[Visual layout rows]

--*--

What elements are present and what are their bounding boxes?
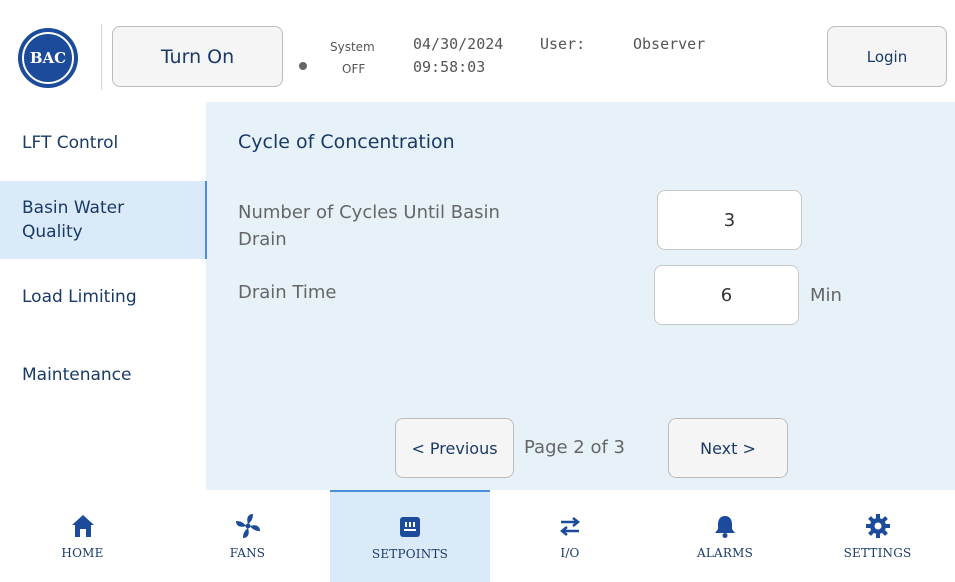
user-name: Observer (633, 35, 706, 53)
nav-label: FANS (229, 546, 266, 560)
system-state: OFF (342, 62, 366, 76)
drain-time-input[interactable]: 6 (654, 265, 799, 325)
user-label: User: (540, 35, 586, 53)
sidebar-item-label: Basin Water Quality (22, 198, 125, 242)
drain-time-label: Drain Time (238, 282, 337, 303)
logo-text: BAC (29, 49, 67, 67)
fan-icon (234, 512, 262, 540)
sidebar-item-label: LFT Control (22, 133, 119, 153)
nav-settings[interactable]: SETTINGS (800, 490, 955, 582)
sidebar-item-basin-water-quality[interactable]: Basin Water Quality (0, 181, 207, 259)
sidebar-item-load-limiting[interactable]: Load Limiting (0, 272, 207, 322)
page-title: Cycle of Concentration (238, 131, 455, 153)
setpoints-icon (396, 513, 424, 541)
nav-label: HOME (61, 546, 104, 560)
system-status-indicator (299, 62, 307, 70)
login-button[interactable]: Login (827, 26, 947, 87)
header-divider (101, 24, 102, 90)
nav-label: SETPOINTS (371, 547, 449, 561)
nav-alarms[interactable]: ALARMS (650, 490, 800, 582)
next-page-button[interactable]: Next > (668, 418, 788, 478)
nav-setpoints[interactable]: SETPOINTS (330, 490, 490, 582)
system-label: System (330, 40, 375, 54)
home-icon (69, 512, 97, 540)
sidebar-item-label: Load Limiting (22, 287, 137, 307)
sidebar-item-maintenance[interactable]: Maintenance (0, 350, 207, 400)
nav-home[interactable]: HOME (0, 490, 165, 582)
date-display: 04/30/2024 (413, 35, 504, 53)
nav-fans[interactable]: FANS (165, 490, 330, 582)
logo-ring: BAC (22, 32, 74, 84)
cycles-until-drain-input[interactable]: 3 (657, 190, 802, 250)
bell-icon (711, 512, 739, 540)
sidebar-item-lft-control[interactable]: LFT Control (0, 118, 207, 168)
nav-label: SETTINGS (843, 546, 912, 560)
nav-label: I/O (560, 546, 580, 560)
sidebar-item-label: Maintenance (22, 365, 132, 385)
page-indicator: Page 2 of 3 (524, 437, 625, 458)
io-arrows-icon (556, 512, 584, 540)
bac-logo: BAC (18, 28, 78, 88)
cycles-until-drain-label: Number of Cycles Until Basin Drain (238, 202, 500, 250)
time-display: 09:58:03 (413, 58, 486, 76)
previous-page-button[interactable]: < Previous (395, 418, 514, 478)
drain-time-unit: Min (810, 285, 842, 306)
turn-on-button[interactable]: Turn On (112, 26, 283, 87)
gear-icon (864, 512, 892, 540)
nav-io[interactable]: I/O (490, 490, 650, 582)
nav-label: ALARMS (696, 546, 754, 560)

--*--

- _YOUR OBJECTIVE_
Transcribe every line of the rows above word for word, leaving out the picture.

- _THE OUTPUT_
What elements are present and what are their bounding boxes?
user-name: Observer (633, 35, 706, 53)
nav-label: FANS (229, 546, 266, 560)
system-state: OFF (342, 62, 366, 76)
drain-time-input[interactable]: 6 (654, 265, 799, 325)
user-label: User: (540, 35, 586, 53)
sidebar-item-label: Basin Water Quality (22, 198, 125, 242)
drain-time-label: Drain Time (238, 282, 337, 303)
logo-text: BAC (29, 49, 67, 67)
fan-icon (234, 512, 262, 540)
sidebar-item-label: LFT Control (22, 133, 119, 153)
nav-settings[interactable]: SETTINGS (800, 490, 955, 582)
sidebar-item-basin-water-quality[interactable]: Basin Water Quality (0, 181, 207, 259)
sidebar-item-load-limiting[interactable]: Load Limiting (0, 272, 207, 322)
page-title: Cycle of Concentration (238, 131, 455, 153)
setpoints-icon (396, 513, 424, 541)
nav-label: HOME (61, 546, 104, 560)
system-status-indicator (299, 62, 307, 70)
login-button[interactable]: Login (827, 26, 947, 87)
header-divider (101, 24, 102, 90)
nav-label: SETPOINTS (371, 547, 449, 561)
nav-alarms[interactable]: ALARMS (650, 490, 800, 582)
next-page-button[interactable]: Next > (668, 418, 788, 478)
nav-setpoints[interactable]: SETPOINTS (330, 490, 490, 582)
system-label: System (330, 40, 375, 54)
home-icon (69, 512, 97, 540)
sidebar-item-label: Load Limiting (22, 287, 137, 307)
sidebar-item-maintenance[interactable]: Maintenance (0, 350, 207, 400)
nav-home[interactable]: HOME (0, 490, 165, 582)
date-display: 04/30/2024 (413, 35, 504, 53)
nav-fans[interactable]: FANS (165, 490, 330, 582)
logo-ring: BAC (22, 32, 74, 84)
cycles-until-drain-input[interactable]: 3 (657, 190, 802, 250)
bell-icon (711, 512, 739, 540)
sidebar-item-lft-control[interactable]: LFT Control (0, 118, 207, 168)
nav-label: SETTINGS (843, 546, 912, 560)
nav-label: I/O (560, 546, 580, 560)
sidebar-item-label: Maintenance (22, 365, 132, 385)
page-indicator: Page 2 of 3 (524, 437, 625, 458)
io-arrows-icon (556, 512, 584, 540)
bac-logo: BAC (18, 28, 78, 88)
cycles-until-drain-label: Number of Cycles Until Basin Drain (238, 202, 500, 250)
time-display: 09:58:03 (413, 58, 486, 76)
previous-page-button[interactable]: < Previous (395, 418, 514, 478)
drain-time-unit: Min (810, 285, 842, 306)
turn-on-button[interactable]: Turn On (112, 26, 283, 87)
gear-icon (864, 512, 892, 540)
nav-io[interactable]: I/O (490, 490, 650, 582)
nav-label: ALARMS (696, 546, 754, 560)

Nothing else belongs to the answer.